STATED TASK:
Please write out the material below exactly as given.

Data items
○ ○ ○
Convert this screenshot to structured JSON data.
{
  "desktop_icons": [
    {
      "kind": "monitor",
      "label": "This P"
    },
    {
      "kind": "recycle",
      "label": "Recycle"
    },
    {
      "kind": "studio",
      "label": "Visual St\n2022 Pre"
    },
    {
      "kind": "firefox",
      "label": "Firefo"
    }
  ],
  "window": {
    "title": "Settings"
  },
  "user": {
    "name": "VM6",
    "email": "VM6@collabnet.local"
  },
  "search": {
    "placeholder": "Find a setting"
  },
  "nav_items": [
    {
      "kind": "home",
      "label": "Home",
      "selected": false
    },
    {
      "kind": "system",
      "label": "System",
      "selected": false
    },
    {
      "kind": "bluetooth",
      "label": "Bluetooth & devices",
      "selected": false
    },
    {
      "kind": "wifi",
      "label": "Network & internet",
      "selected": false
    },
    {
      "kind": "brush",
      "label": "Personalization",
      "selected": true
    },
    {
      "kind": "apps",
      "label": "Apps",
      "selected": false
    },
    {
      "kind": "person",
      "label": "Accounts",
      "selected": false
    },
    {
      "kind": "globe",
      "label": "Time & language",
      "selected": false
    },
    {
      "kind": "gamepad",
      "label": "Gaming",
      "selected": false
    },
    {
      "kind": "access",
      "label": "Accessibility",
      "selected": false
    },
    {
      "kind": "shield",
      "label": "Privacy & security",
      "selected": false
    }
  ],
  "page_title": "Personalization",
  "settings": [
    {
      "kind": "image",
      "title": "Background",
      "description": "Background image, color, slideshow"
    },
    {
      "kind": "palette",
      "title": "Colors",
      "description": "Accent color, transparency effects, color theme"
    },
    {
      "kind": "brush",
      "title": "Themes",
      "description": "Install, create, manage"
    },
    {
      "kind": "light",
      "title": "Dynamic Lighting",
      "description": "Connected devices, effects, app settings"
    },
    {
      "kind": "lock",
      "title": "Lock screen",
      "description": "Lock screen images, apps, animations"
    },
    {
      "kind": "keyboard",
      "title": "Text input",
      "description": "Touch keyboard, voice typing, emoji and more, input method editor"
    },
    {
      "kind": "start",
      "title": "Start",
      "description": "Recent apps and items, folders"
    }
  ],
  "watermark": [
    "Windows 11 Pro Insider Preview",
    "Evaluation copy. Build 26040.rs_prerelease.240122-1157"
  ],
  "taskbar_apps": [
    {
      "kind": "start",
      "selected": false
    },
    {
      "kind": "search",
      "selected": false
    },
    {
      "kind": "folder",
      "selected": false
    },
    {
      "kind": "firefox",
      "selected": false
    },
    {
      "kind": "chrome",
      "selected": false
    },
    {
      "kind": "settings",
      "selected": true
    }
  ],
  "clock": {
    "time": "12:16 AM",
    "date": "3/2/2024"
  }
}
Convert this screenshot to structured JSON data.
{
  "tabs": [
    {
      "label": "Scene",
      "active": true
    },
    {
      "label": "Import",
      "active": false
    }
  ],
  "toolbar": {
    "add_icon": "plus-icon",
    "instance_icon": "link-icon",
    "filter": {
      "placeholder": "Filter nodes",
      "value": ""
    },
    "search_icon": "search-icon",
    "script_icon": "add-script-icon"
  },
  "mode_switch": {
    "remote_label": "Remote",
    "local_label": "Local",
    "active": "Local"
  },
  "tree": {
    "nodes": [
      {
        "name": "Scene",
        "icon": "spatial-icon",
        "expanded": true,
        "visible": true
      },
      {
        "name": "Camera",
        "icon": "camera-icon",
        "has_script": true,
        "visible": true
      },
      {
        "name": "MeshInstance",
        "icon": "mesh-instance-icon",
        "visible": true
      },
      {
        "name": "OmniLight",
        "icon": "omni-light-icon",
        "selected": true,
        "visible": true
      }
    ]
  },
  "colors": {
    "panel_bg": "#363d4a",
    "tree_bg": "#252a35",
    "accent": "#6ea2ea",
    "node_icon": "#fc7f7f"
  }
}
○ ○ ○
ANSWER TO THE PROBLEM:
Convert this screenshot to structured JSON data.
{
  "desktop_icons": [
    {
      "kind": "monitor",
      "label": "This P"
    },
    {
      "kind": "recycle",
      "label": "Recycle"
    },
    {
      "kind": "studio",
      "label": "Visual St\n2022 Pre"
    },
    {
      "kind": "firefox",
      "label": "Firefo"
    }
  ],
  "window": {
    "title": "Settings"
  },
  "user": {
    "name": "VM6",
    "email": "VM6@collabnet.local"
  },
  "search": {
    "placeholder": "Find a setting"
  },
  "nav_items": [
    {
      "kind": "home",
      "label": "Home",
      "selected": false
    },
    {
      "kind": "system",
      "label": "System",
      "selected": false
    },
    {
      "kind": "bluetooth",
      "label": "Bluetooth & devices",
      "selected": false
    },
    {
      "kind": "wifi",
      "label": "Network & internet",
      "selected": false
    },
    {
      "kind": "brush",
      "label": "Personalization",
      "selected": true
    },
    {
      "kind": "apps",
      "label": "Apps",
      "selected": false
    },
    {
      "kind": "person",
      "label": "Accounts",
      "selected": false
    },
    {
      "kind": "globe",
      "label": "Time & language",
      "selected": false
    },
    {
      "kind": "gamepad",
      "label": "Gaming",
      "selected": false
    },
    {
      "kind": "access",
      "label": "Accessibility",
      "selected": false
    },
    {
      "kind": "shield",
      "label": "Privacy & security",
      "selected": false
    }
  ],
  "page_title": "Personalization",
  "settings": [
    {
      "kind": "image",
      "title": "Background",
      "description": "Background image, color, slideshow"
    },
    {
      "kind": "palette",
      "title": "Colors",
      "description": "Accent color, transparency effects, color theme"
    },
    {
      "kind": "brush",
      "title": "Themes",
      "description": "Install, create, manage"
    },
    {
      "kind": "light",
      "title": "Dynamic Lighting",
      "description": "Connected devices, effects, app settings"
    },
    {
      "kind": "lock",
      "title": "Lock screen",
      "description": "Lock screen images, apps, animations"
    },
    {
      "kind": "keyboard",
      "title": "Text input",
      "description": "Touch keyboard, voice typing, emoji and more, input method editor"
    },
    {
      "kind": "start",
      "title": "Start",
      "description": "Recent apps and items, folders"
    }
  ],
  "watermark": [
    "Windows 11 Pro Insider Preview",
    "Evaluation copy. Build 26040.rs_prerelease.240122-1157"
  ],
  "taskbar_apps": [
    {
      "kind": "start",
      "selected": false
    },
    {
      "kind": "search",
      "selected": false
    },
    {
      "kind": "folder",
      "selected": false
    },
    {
      "kind": "firefox",
      "selected": false
    },
    {
      "kind": "chrome",
      "selected": false
    },
    {
      "kind": "settings",
      "selected": true
    }
  ],
  "clock": {
    "time": "12:16 AM",
    "date": "3/2/2024"
  }
}
Convert this screenshot to structured JSON data.
{
  "tabs": [
    {
      "label": "Scene",
      "active": true
    },
    {
      "label": "Import",
      "active": false
    }
  ],
  "toolbar": {
    "add_icon": "plus-icon",
    "instance_icon": "link-icon",
    "filter": {
      "placeholder": "Filter nodes",
      "value": ""
    },
    "search_icon": "search-icon",
    "script_icon": "add-script-icon"
  },
  "mode_switch": {
    "remote_label": "Remote",
    "local_label": "Local",
    "active": "Local"
  },
  "tree": {
    "nodes": [
      {
        "name": "Scene",
        "icon": "spatial-icon",
        "expanded": true,
        "visible": true
      },
      {
        "name": "Camera",
        "icon": "camera-icon",
        "has_script": true,
        "visible": true
      },
      {
        "name": "MeshInstance",
        "icon": "mesh-instance-icon",
        "visible": true
      },
      {
        "name": "OmniLight",
        "icon": "omni-light-icon",
        "selected": true,
        "visible": true
      }
    ]
  },
  "colors": {
    "panel_bg": "#363d4a",
    "tree_bg": "#252a35",
    "accent": "#6ea2ea",
    "node_icon": "#fc7f7f"
  }
}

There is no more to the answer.